[Written task] Every entry below should be printed exactly, without its images.

[Records for this exercise]

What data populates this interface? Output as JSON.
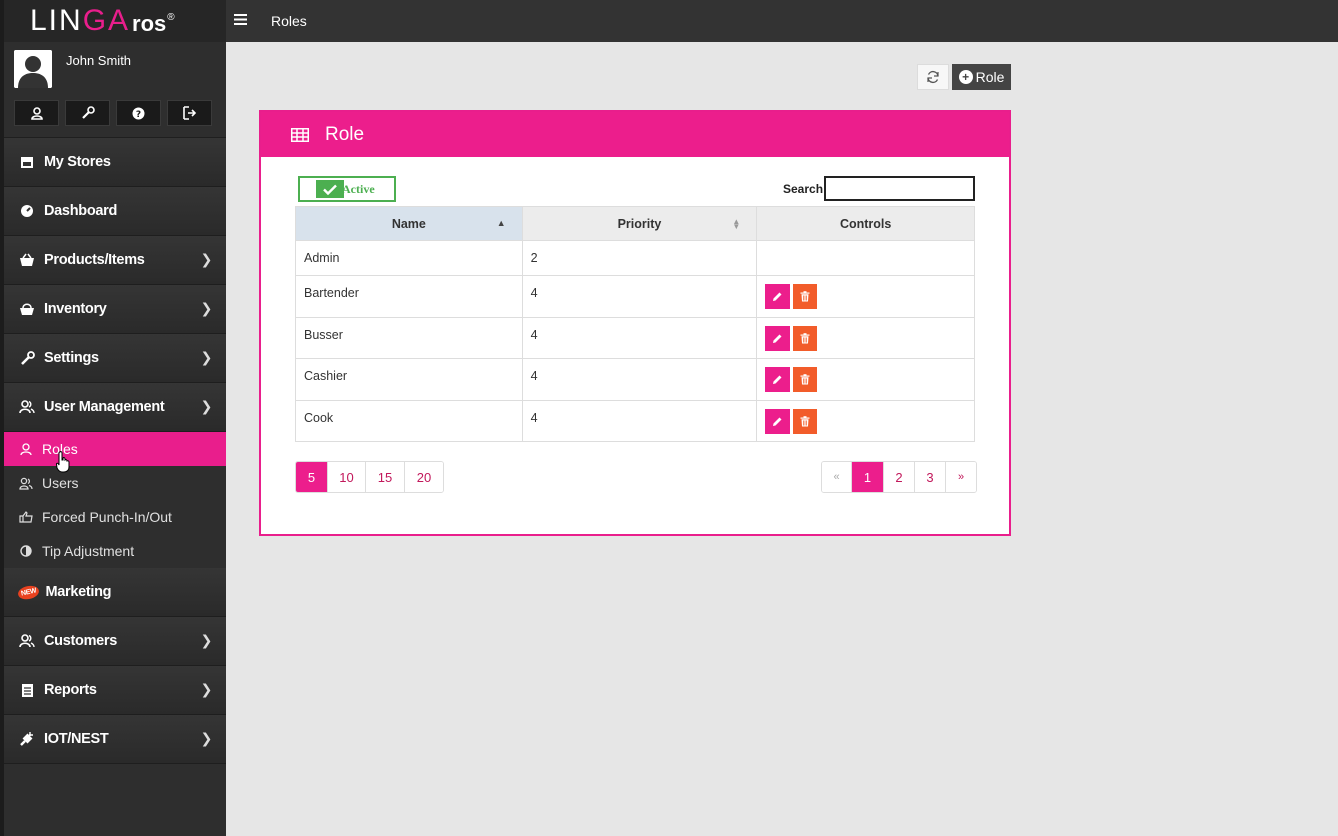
{
  "brand": {
    "logo_main": "LIN",
    "logo_accent": "GA",
    "logo_sub": "ros",
    "logo_reg": "®"
  },
  "topbar": {
    "title": "Roles"
  },
  "user": {
    "name": "John Smith"
  },
  "quick_buttons": [
    "user-icon",
    "wrench-icon",
    "help-icon",
    "logout-icon"
  ],
  "nav": {
    "my_stores": "My Stores",
    "dashboard": "Dashboard",
    "products": "Products/Items",
    "inventory": "Inventory",
    "settings": "Settings",
    "user_management": "User Management",
    "sub": {
      "roles": "Roles",
      "users": "Users",
      "forced_punch": "Forced Punch-In/Out",
      "tip_adjustment": "Tip Adjustment"
    },
    "marketing": "Marketing",
    "marketing_badge": "NEW",
    "customers": "Customers",
    "reports": "Reports",
    "iot": "IOT/NEST"
  },
  "actions": {
    "add_role": "Role"
  },
  "panel": {
    "title": "Role",
    "toggle_label": "Active",
    "search_label": "Search",
    "search_value": ""
  },
  "table": {
    "headers": {
      "name": "Name",
      "priority": "Priority",
      "controls": "Controls"
    },
    "rows": [
      {
        "name": "Admin",
        "priority": "2"
      },
      {
        "name": "Bartender",
        "priority": "4"
      },
      {
        "name": "Busser",
        "priority": "4"
      },
      {
        "name": "Cashier",
        "priority": "4"
      },
      {
        "name": "Cook",
        "priority": "4"
      }
    ]
  },
  "pagination": {
    "sizes": [
      "5",
      "10",
      "15",
      "20"
    ],
    "selected_size": "5",
    "prev": "«",
    "pages": [
      "1",
      "2",
      "3"
    ],
    "current_page": "1",
    "next": "»"
  },
  "colors": {
    "accent": "#ec1e8c",
    "delete": "#f25c2a",
    "active_green": "#4caf50",
    "sidebar": "#2e2e2e"
  }
}
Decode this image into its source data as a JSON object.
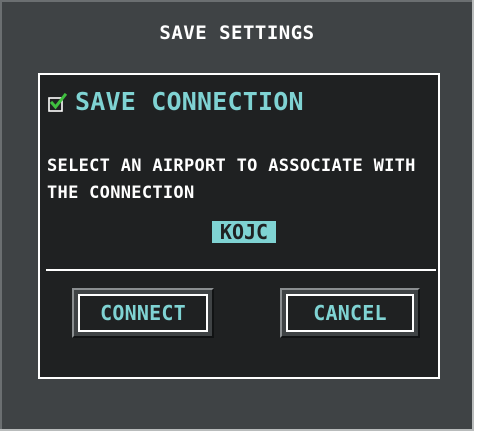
{
  "dialog": {
    "title": "SAVE SETTINGS",
    "save_connection": {
      "label": "SAVE CONNECTION",
      "checked": true,
      "icon": "checkmark-icon",
      "check_color": "#3fbf3f"
    },
    "instruction": "SELECT AN AIRPORT TO ASSOCIATE WITH THE CONNECTION",
    "airport_code": "KOJC",
    "buttons": {
      "connect": "CONNECT",
      "cancel": "CANCEL"
    }
  },
  "colors": {
    "accent_cyan": "#7fd3d3",
    "panel_bg": "#1f2122",
    "window_bg": "#3f4345",
    "text": "#ffffff"
  }
}
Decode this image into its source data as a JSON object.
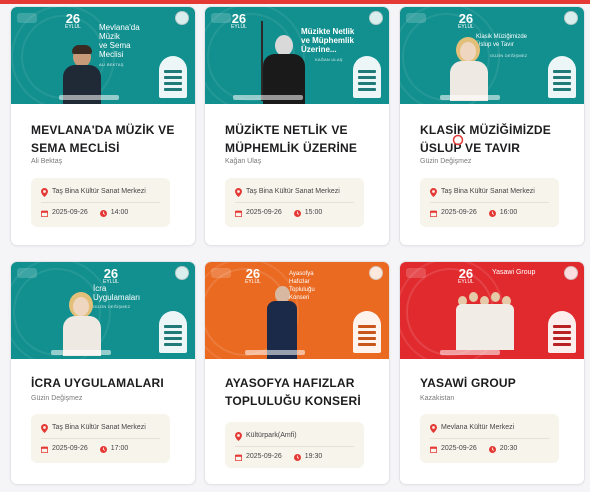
{
  "colors": {
    "accent": "#e53935",
    "teal": "#12908f",
    "orange": "#ea6a22",
    "red": "#e12a2e",
    "info_bg": "#f7f4ec"
  },
  "events": [
    {
      "poster": {
        "title_lines": [
          "Mevlana'da",
          "Müzik",
          "ve Sema",
          "Meclisi"
        ],
        "name": "ALİ BEKTAŞ",
        "day": "26",
        "month": "EYLÜL"
      },
      "title": "MEVLANA'DA MÜZİK VE SEMA MECLİSİ",
      "performer": "Ali Bektaş",
      "venue": "Taş Bina Kültür Sanat Merkezi",
      "date": "2025-09-26",
      "time": "14:00"
    },
    {
      "poster": {
        "title_lines": [
          "Müzikte Netlik",
          "ve Müphemlik",
          "Üzerine..."
        ],
        "name": "KAĞAN ULAŞ",
        "day": "26",
        "month": "EYLÜL"
      },
      "title": "MÜZİKTE NETLİK VE MÜPHEMLİK ÜZERİNE",
      "performer": "Kağan Ulaş",
      "venue": "Taş Bina Kültür Sanat Merkezi",
      "date": "2025-09-26",
      "time": "15:00"
    },
    {
      "poster": {
        "title_lines": [
          "Klasik Müziğimizde",
          "Üslup ve Tavır"
        ],
        "name": "GÜZİN DEĞİŞMEZ",
        "day": "26",
        "month": "EYLÜL"
      },
      "title": "KLASİK MÜZİĞİMİZDE ÜSLUP VE TAVIR",
      "performer": "Güzin Değişmez",
      "venue": "Taş Bina Kültür Sanat Merkezi",
      "date": "2025-09-26",
      "time": "16:00"
    },
    {
      "poster": {
        "title_lines": [
          "İcra",
          "Uygulamaları"
        ],
        "name": "GÜZİN DEĞİŞMEZ",
        "day": "26",
        "month": "EYLÜL"
      },
      "title": "İCRA UYGULAMALARI",
      "performer": "Güzin Değişmez",
      "venue": "Taş Bina Kültür Sanat Merkezi",
      "date": "2025-09-26",
      "time": "17:00"
    },
    {
      "poster": {
        "title_lines": [
          "Ayasofya",
          "Hafızlar",
          "Topluluğu",
          "Konseri"
        ],
        "name": "",
        "day": "26",
        "month": "EYLÜL"
      },
      "title": "AYASOFYA HAFIZLAR TOPLULUĞU KONSERİ",
      "performer": "",
      "venue": "Kültürpark(Amfi)",
      "date": "2025-09-26",
      "time": "19:30"
    },
    {
      "poster": {
        "title_lines": [
          "Yasawi Group"
        ],
        "name": "",
        "day": "26",
        "month": "EYLÜL"
      },
      "title": "YASAWİ GROUP",
      "performer": "Kazakistan",
      "venue": "Mevlana Kültür Merkezi",
      "date": "2025-09-26",
      "time": "20:30"
    }
  ]
}
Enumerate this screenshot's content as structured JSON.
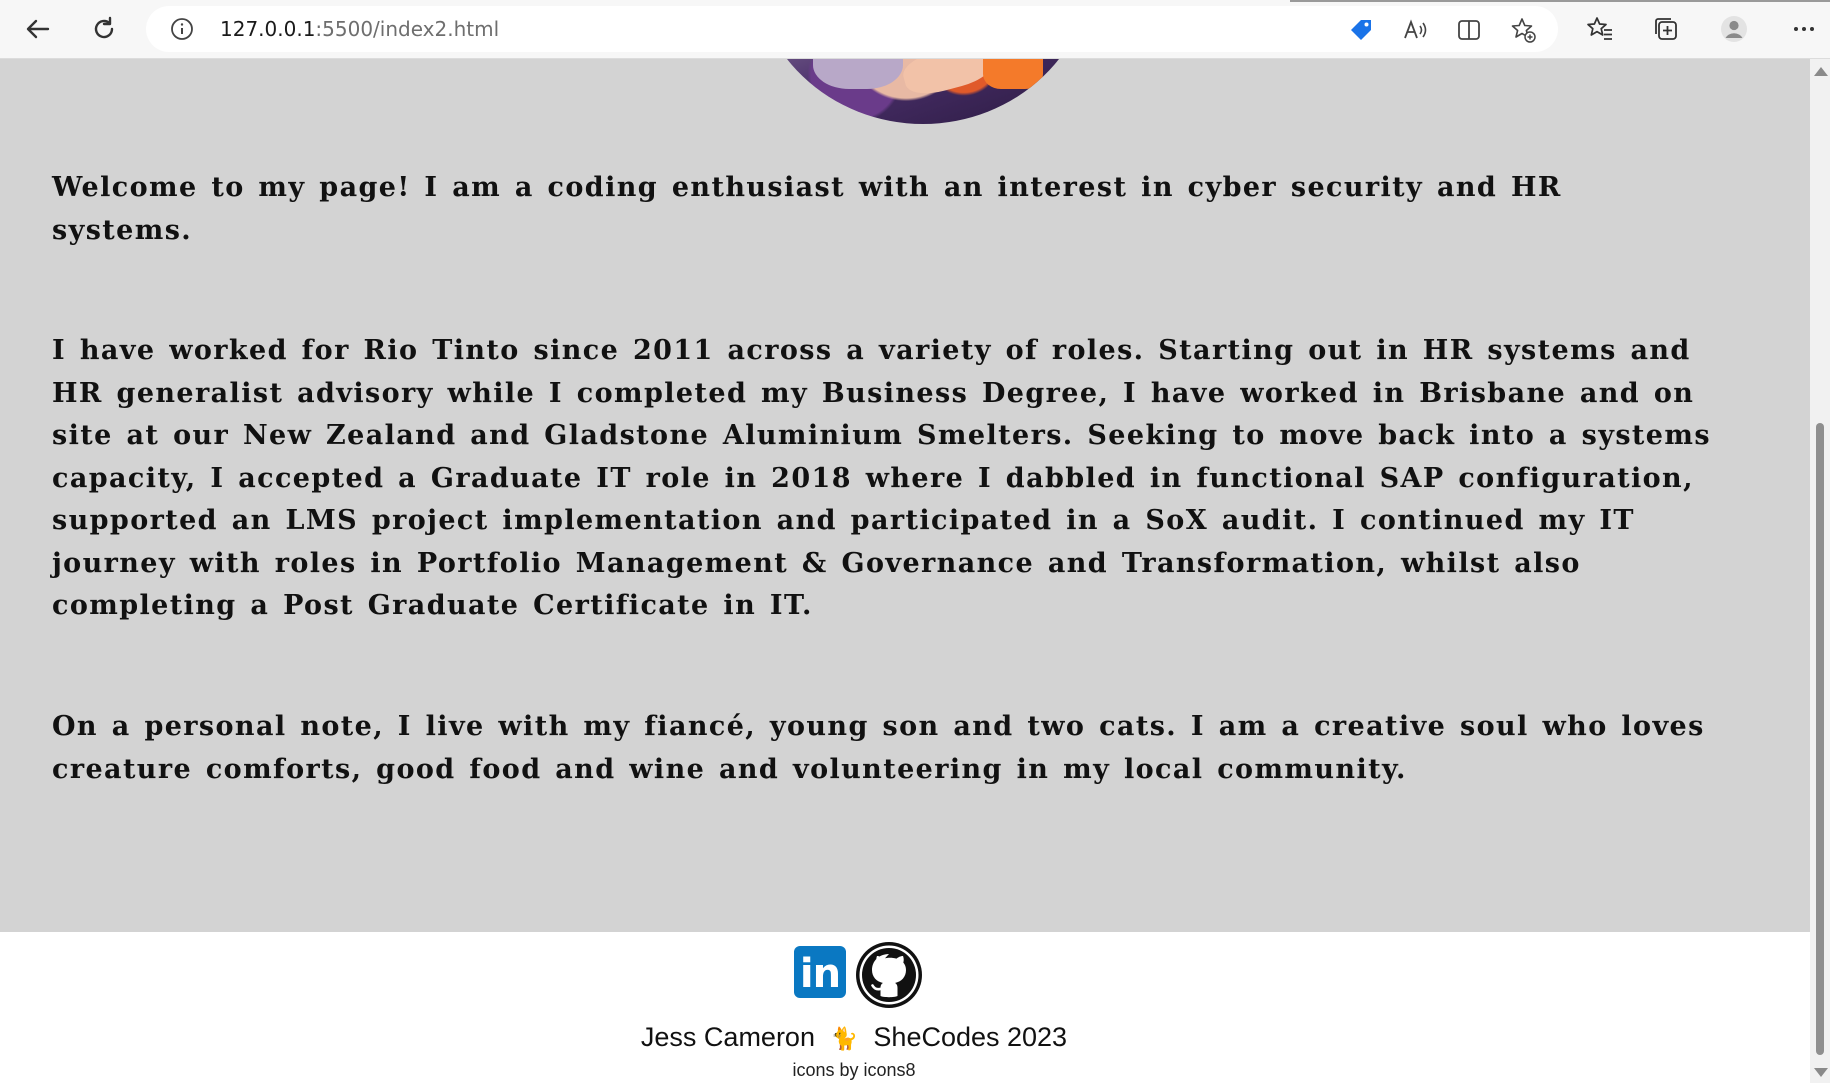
{
  "browser": {
    "url_host": "127.0.0.1",
    "url_path": ":5500/index2.html"
  },
  "page": {
    "paragraphs": [
      "Welcome to my page! I am a coding enthusiast with an interest in cyber security and HR systems.",
      "I have worked for Rio Tinto since 2011 across a variety of roles. Starting out in HR systems and HR generalist advisory while I completed my Business Degree, I have worked in Brisbane and on site at our New Zealand and Gladstone Aluminium Smelters. Seeking to move back into a systems capacity, I accepted a Graduate IT role in 2018 where I dabbled in functional SAP configuration, supported an LMS project implementation and participated in a SoX audit. I continued my IT journey with roles in Portfolio Management & Governance and Transformation, whilst also completing a Post Graduate Certificate in IT.",
      "On a personal note, I live with my fiancé, young son and two cats. I am a creative soul who loves creature comforts, good food and wine and volunteering in my local community."
    ]
  },
  "footer": {
    "linkedin_label": "in",
    "credit_name": "Jess Cameron",
    "credit_emoji": "🐈",
    "credit_org": "SheCodes 2023",
    "icons_credit": "icons by icons8"
  },
  "icons": {
    "back": "back-arrow-icon",
    "refresh": "refresh-icon",
    "info": "info-icon",
    "coupon": "tag-icon",
    "read_aloud": "read-aloud-icon",
    "split": "split-screen-icon",
    "add_favorite": "star-plus-icon",
    "favorites": "favorites-icon",
    "collections": "collections-icon",
    "profile": "profile-icon",
    "menu": "more-icon"
  },
  "colors": {
    "content_bg": "#d3d3d3",
    "linkedin": "#0a78c2",
    "tag_blue": "#1a73e8"
  }
}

[Answer to this problem]
What data populates this interface? Output as JSON.
{
  "brand": {
    "logo_main": "LIN",
    "logo_accent": "GA",
    "logo_sub": "ros",
    "logo_reg": "®"
  },
  "topbar": {
    "title": "Roles"
  },
  "user": {
    "name": "John Smith"
  },
  "quick_buttons": [
    "user-icon",
    "wrench-icon",
    "help-icon",
    "logout-icon"
  ],
  "nav": {
    "my_stores": "My Stores",
    "dashboard": "Dashboard",
    "products": "Products/Items",
    "inventory": "Inventory",
    "settings": "Settings",
    "user_management": "User Management",
    "sub": {
      "roles": "Roles",
      "users": "Users",
      "forced_punch": "Forced Punch-In/Out",
      "tip_adjustment": "Tip Adjustment"
    },
    "marketing": "Marketing",
    "marketing_badge": "NEW",
    "customers": "Customers",
    "reports": "Reports",
    "iot": "IOT/NEST"
  },
  "actions": {
    "add_role": "Role"
  },
  "panel": {
    "title": "Role",
    "toggle_label": "Active",
    "search_label": "Search",
    "search_value": ""
  },
  "table": {
    "headers": {
      "name": "Name",
      "priority": "Priority",
      "controls": "Controls"
    },
    "rows": [
      {
        "name": "Admin",
        "priority": "2"
      },
      {
        "name": "Bartender",
        "priority": "4"
      },
      {
        "name": "Busser",
        "priority": "4"
      },
      {
        "name": "Cashier",
        "priority": "4"
      },
      {
        "name": "Cook",
        "priority": "4"
      }
    ]
  },
  "pagination": {
    "sizes": [
      "5",
      "10",
      "15",
      "20"
    ],
    "selected_size": "5",
    "prev": "«",
    "pages": [
      "1",
      "2",
      "3"
    ],
    "current_page": "1",
    "next": "»"
  },
  "colors": {
    "accent": "#ec1e8c",
    "delete": "#f25c2a",
    "active_green": "#4caf50",
    "sidebar": "#2e2e2e"
  }
}
Decode this image into its source data as a JSON object.
{
  "dialog": {
    "title": "SAVE SETTINGS",
    "save_connection": {
      "label": "SAVE CONNECTION",
      "checked": true,
      "icon": "checkmark-icon",
      "check_color": "#3fbf3f"
    },
    "instruction": "SELECT AN AIRPORT TO ASSOCIATE WITH THE CONNECTION",
    "airport_code": "KOJC",
    "buttons": {
      "connect": "CONNECT",
      "cancel": "CANCEL"
    }
  },
  "colors": {
    "accent_cyan": "#7fd3d3",
    "panel_bg": "#1f2122",
    "window_bg": "#3f4345",
    "text": "#ffffff"
  }
}
Decode this image into its source data as a JSON object.
{
  "colors": {
    "accent": "#e53935",
    "teal": "#12908f",
    "orange": "#ea6a22",
    "red": "#e12a2e",
    "info_bg": "#f7f4ec"
  },
  "events": [
    {
      "poster": {
        "title_lines": [
          "Mevlana'da",
          "Müzik",
          "ve Sema",
          "Meclisi"
        ],
        "name": "ALİ BEKTAŞ",
        "day": "26",
        "month": "EYLÜL"
      },
      "title": "MEVLANA'DA MÜZİK VE SEMA MECLİSİ",
      "performer": "Ali Bektaş",
      "venue": "Taş Bina Kültür Sanat Merkezi",
      "date": "2025-09-26",
      "time": "14:00"
    },
    {
      "poster": {
        "title_lines": [
          "Müzikte Netlik",
          "ve Müphemlik",
          "Üzerine..."
        ],
        "name": "KAĞAN ULAŞ",
        "day": "26",
        "month": "EYLÜL"
      },
      "title": "MÜZİKTE NETLİK VE MÜPHEMLİK ÜZERİNE",
      "performer": "Kağan Ulaş",
      "venue": "Taş Bina Kültür Sanat Merkezi",
      "date": "2025-09-26",
      "time": "15:00"
    },
    {
      "poster": {
        "title_lines": [
          "Klasik Müziğimizde",
          "Üslup ve Tavır"
        ],
        "name": "GÜZİN DEĞİŞMEZ",
        "day": "26",
        "month": "EYLÜL"
      },
      "title": "KLASİK MÜZİĞİMİZDE ÜSLUP VE TAVIR",
      "performer": "Güzin Değişmez",
      "venue": "Taş Bina Kültür Sanat Merkezi",
      "date": "2025-09-26",
      "time": "16:00"
    },
    {
      "poster": {
        "title_lines": [
          "İcra",
          "Uygulamaları"
        ],
        "name": "GÜZİN DEĞİŞMEZ",
        "day": "26",
        "month": "EYLÜL"
      },
      "title": "İCRA UYGULAMALARI",
      "performer": "Güzin Değişmez",
      "venue": "Taş Bina Kültür Sanat Merkezi",
      "date": "2025-09-26",
      "time": "17:00"
    },
    {
      "poster": {
        "title_lines": [
          "Ayasofya",
          "Hafızlar",
          "Topluluğu",
          "Konseri"
        ],
        "name": "",
        "day": "26",
        "month": "EYLÜL"
      },
      "title": "AYASOFYA HAFIZLAR TOPLULUĞU KONSERİ",
      "performer": "",
      "venue": "Kültürpark(Amfi)",
      "date": "2025-09-26",
      "time": "19:30"
    },
    {
      "poster": {
        "title_lines": [
          "Yasawi Group"
        ],
        "name": "",
        "day": "26",
        "month": "EYLÜL"
      },
      "title": "YASAWİ GROUP",
      "performer": "Kazakistan",
      "venue": "Mevlana Kültür Merkezi",
      "date": "2025-09-26",
      "time": "20:30"
    }
  ]
}
Enumerate this screenshot's content as structured JSON.
{
  "browser": {
    "url_host": "127.0.0.1",
    "url_path": ":5500/index2.html"
  },
  "page": {
    "paragraphs": [
      "Welcome to my page! I am a coding enthusiast with an interest in cyber security and HR systems.",
      "I have worked for Rio Tinto since 2011 across a variety of roles. Starting out in HR systems and HR generalist advisory while I completed my Business Degree, I have worked in Brisbane and on site at our New Zealand and Gladstone Aluminium Smelters. Seeking to move back into a systems capacity, I accepted a Graduate IT role in 2018 where I dabbled in functional SAP configuration, supported an LMS project implementation and participated in a SoX audit. I continued my IT journey with roles in Portfolio Management & Governance and Transformation, whilst also completing a Post Graduate Certificate in IT.",
      "On a personal note, I live with my fiancé, young son and two cats. I am a creative soul who loves creature comforts, good food and wine and volunteering in my local community."
    ]
  },
  "footer": {
    "linkedin_label": "in",
    "credit_name": "Jess Cameron",
    "credit_emoji": "🐈",
    "credit_org": "SheCodes 2023",
    "icons_credit": "icons by icons8"
  },
  "icons": {
    "back": "back-arrow-icon",
    "refresh": "refresh-icon",
    "info": "info-icon",
    "coupon": "tag-icon",
    "read_aloud": "read-aloud-icon",
    "split": "split-screen-icon",
    "add_favorite": "star-plus-icon",
    "favorites": "favorites-icon",
    "collections": "collections-icon",
    "profile": "profile-icon",
    "menu": "more-icon"
  },
  "colors": {
    "content_bg": "#d3d3d3",
    "linkedin": "#0a78c2",
    "tag_blue": "#1a73e8"
  }
}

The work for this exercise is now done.